## Request
Pull out every line below that contains the word "Items".

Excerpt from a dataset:
══════════════════════════════

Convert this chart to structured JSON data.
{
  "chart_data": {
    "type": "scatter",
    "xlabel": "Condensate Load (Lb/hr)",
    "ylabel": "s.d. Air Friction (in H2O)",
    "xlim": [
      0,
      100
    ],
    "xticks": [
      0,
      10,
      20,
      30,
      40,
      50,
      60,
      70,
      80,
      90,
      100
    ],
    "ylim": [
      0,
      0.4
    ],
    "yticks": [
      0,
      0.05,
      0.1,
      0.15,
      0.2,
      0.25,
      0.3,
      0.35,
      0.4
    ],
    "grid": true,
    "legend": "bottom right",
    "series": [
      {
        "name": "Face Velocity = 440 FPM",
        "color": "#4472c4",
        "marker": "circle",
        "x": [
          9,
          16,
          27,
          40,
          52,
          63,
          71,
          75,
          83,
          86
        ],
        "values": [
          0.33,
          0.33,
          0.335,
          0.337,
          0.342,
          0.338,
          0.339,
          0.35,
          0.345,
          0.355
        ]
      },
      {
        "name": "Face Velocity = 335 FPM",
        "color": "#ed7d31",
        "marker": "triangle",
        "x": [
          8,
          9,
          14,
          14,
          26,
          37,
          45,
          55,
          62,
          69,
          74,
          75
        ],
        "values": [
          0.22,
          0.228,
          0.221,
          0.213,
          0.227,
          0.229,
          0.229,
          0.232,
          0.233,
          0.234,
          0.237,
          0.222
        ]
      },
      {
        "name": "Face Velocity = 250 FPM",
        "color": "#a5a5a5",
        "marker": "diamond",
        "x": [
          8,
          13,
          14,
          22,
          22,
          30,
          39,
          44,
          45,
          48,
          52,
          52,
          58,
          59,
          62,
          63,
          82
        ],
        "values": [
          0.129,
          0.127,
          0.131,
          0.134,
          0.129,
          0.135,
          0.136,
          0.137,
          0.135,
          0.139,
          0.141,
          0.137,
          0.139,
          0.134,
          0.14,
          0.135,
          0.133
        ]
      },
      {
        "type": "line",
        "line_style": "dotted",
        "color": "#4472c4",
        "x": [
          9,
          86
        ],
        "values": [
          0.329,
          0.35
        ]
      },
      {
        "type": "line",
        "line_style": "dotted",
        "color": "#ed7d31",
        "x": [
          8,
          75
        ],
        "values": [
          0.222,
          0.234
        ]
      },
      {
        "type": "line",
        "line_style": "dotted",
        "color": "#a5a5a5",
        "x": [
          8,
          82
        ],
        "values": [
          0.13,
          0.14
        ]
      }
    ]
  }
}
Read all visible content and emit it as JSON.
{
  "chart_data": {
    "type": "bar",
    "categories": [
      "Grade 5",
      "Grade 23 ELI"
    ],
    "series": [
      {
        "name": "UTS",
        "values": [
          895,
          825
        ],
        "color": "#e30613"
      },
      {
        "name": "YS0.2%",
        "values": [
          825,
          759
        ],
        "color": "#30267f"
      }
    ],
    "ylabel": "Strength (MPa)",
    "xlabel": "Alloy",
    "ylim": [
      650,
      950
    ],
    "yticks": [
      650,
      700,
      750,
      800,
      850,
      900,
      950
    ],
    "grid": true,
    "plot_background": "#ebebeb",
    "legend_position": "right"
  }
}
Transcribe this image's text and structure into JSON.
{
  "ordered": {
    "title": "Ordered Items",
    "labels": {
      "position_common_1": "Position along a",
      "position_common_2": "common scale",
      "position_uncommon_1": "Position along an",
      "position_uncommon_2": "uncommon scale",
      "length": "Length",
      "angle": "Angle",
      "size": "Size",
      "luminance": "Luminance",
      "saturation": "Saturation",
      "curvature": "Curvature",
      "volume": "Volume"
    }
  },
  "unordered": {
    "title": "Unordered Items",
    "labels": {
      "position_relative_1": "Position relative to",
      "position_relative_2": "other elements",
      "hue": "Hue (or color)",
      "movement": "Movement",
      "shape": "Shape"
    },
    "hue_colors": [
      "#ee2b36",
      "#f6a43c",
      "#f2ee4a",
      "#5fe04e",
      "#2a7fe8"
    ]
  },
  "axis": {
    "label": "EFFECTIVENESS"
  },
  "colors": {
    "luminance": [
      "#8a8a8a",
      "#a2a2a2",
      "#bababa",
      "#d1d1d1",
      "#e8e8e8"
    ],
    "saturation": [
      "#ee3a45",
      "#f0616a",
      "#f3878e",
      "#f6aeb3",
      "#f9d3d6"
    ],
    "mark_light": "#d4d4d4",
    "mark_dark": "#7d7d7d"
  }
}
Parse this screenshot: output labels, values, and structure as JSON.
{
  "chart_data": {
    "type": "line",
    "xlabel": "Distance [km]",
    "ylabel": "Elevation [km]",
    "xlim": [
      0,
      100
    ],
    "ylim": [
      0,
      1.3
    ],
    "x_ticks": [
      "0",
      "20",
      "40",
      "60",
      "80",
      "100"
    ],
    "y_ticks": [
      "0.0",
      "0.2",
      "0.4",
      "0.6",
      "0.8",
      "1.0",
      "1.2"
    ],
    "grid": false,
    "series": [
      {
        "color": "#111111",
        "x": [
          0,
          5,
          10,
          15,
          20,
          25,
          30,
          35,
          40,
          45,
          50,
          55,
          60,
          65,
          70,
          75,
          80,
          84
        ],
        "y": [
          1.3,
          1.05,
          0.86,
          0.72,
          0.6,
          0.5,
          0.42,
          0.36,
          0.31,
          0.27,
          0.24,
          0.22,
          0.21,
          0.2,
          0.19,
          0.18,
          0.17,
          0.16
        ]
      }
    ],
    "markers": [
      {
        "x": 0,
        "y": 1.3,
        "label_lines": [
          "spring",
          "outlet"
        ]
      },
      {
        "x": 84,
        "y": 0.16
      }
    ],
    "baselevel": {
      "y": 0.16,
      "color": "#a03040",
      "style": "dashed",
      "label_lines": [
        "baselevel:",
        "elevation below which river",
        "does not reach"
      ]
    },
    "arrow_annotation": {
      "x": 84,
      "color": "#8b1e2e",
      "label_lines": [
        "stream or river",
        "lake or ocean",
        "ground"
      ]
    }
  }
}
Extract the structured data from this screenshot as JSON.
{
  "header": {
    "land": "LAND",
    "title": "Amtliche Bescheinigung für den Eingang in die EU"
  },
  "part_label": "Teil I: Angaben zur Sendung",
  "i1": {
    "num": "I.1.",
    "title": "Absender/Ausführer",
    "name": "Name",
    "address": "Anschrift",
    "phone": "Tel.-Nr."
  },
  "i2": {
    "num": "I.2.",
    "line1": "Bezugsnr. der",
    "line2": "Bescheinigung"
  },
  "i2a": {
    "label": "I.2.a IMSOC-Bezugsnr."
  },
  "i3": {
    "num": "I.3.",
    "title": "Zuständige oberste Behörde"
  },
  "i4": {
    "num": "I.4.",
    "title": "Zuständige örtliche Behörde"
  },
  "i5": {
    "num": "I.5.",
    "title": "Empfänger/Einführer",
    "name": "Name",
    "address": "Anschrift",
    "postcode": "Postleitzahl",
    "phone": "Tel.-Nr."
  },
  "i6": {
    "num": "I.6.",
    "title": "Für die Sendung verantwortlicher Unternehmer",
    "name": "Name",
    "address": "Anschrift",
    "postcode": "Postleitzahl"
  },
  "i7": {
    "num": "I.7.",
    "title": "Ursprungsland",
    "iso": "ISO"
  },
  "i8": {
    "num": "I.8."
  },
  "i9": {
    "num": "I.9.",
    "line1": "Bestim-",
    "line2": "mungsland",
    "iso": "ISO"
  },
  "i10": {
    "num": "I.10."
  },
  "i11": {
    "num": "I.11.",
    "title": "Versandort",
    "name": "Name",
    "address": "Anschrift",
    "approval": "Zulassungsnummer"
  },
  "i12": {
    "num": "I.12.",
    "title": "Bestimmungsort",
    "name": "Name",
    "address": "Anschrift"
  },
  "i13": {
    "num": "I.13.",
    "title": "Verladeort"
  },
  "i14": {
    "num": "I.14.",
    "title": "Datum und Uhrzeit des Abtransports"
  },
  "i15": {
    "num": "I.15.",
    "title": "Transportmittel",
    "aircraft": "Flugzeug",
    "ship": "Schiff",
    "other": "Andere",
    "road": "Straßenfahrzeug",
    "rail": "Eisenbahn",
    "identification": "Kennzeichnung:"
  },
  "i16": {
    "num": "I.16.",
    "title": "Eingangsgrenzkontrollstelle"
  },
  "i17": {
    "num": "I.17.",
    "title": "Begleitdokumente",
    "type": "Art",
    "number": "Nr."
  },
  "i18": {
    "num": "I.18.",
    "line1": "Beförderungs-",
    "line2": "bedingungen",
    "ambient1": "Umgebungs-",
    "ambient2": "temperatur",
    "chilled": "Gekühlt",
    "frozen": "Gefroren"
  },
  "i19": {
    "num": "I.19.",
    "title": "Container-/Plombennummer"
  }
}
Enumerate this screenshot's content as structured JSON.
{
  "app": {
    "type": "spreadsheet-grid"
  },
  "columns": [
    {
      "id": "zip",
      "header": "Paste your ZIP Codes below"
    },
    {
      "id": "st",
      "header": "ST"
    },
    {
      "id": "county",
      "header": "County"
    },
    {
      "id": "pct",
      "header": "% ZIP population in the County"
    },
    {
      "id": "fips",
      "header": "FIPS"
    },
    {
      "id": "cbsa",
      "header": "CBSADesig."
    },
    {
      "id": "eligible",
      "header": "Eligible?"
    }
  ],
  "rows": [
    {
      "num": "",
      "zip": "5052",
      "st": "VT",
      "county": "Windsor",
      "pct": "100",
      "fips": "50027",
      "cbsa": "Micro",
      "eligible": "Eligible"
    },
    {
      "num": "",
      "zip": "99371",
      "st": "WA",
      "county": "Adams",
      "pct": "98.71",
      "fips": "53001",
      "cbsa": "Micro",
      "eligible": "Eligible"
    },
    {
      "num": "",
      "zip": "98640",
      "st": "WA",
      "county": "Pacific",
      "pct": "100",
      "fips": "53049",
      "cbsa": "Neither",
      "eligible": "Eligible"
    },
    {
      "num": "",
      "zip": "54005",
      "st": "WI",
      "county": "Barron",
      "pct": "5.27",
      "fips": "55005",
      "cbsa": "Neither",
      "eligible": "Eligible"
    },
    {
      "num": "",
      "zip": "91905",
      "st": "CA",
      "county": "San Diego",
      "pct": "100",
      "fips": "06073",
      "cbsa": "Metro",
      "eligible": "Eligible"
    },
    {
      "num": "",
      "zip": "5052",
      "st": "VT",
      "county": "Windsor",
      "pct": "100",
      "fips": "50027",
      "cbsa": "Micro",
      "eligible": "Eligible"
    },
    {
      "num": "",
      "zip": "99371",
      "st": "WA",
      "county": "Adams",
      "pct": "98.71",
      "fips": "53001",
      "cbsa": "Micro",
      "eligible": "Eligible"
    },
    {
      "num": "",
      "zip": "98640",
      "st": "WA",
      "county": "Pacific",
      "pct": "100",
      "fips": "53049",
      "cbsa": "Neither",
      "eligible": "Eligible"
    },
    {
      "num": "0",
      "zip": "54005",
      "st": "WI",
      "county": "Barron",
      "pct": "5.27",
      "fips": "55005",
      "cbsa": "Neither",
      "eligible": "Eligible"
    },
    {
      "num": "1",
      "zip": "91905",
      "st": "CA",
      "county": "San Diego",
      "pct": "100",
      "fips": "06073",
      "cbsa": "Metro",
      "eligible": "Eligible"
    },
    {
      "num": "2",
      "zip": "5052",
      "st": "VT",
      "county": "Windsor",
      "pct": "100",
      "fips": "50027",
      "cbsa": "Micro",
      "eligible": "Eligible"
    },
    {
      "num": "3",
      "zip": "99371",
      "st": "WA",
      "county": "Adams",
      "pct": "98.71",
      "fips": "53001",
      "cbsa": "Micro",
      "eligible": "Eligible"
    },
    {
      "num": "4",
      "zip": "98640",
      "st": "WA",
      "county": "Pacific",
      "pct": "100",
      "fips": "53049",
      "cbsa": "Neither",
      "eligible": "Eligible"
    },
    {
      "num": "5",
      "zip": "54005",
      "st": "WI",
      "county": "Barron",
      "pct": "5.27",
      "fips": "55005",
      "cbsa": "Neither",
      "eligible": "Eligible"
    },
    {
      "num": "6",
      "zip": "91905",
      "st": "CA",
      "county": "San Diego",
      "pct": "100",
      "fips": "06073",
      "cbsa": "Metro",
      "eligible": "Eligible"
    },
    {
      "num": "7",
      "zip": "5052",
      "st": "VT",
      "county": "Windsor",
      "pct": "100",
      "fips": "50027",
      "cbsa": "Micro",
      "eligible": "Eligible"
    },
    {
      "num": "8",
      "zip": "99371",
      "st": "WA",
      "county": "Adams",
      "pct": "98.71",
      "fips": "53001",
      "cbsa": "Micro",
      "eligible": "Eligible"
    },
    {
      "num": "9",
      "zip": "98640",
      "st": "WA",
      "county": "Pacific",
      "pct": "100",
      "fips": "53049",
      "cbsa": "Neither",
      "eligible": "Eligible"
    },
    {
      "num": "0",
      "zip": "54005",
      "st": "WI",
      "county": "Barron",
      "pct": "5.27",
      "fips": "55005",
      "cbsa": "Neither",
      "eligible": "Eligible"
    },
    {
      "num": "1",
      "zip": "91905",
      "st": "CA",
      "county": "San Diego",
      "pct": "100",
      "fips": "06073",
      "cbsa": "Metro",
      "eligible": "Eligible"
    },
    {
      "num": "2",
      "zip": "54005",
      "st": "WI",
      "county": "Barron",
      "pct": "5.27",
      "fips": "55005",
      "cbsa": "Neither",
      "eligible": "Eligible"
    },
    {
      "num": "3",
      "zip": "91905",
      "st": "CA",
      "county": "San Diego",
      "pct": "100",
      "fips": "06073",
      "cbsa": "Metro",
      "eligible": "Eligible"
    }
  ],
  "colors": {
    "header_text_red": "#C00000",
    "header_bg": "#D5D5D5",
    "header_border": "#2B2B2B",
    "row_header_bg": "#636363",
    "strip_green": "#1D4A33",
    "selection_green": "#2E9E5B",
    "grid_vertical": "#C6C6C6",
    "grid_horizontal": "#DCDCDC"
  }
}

══════════════════════════════

## Result for this task
    "title": "Ordered Items",
    "title": "Unordered Items",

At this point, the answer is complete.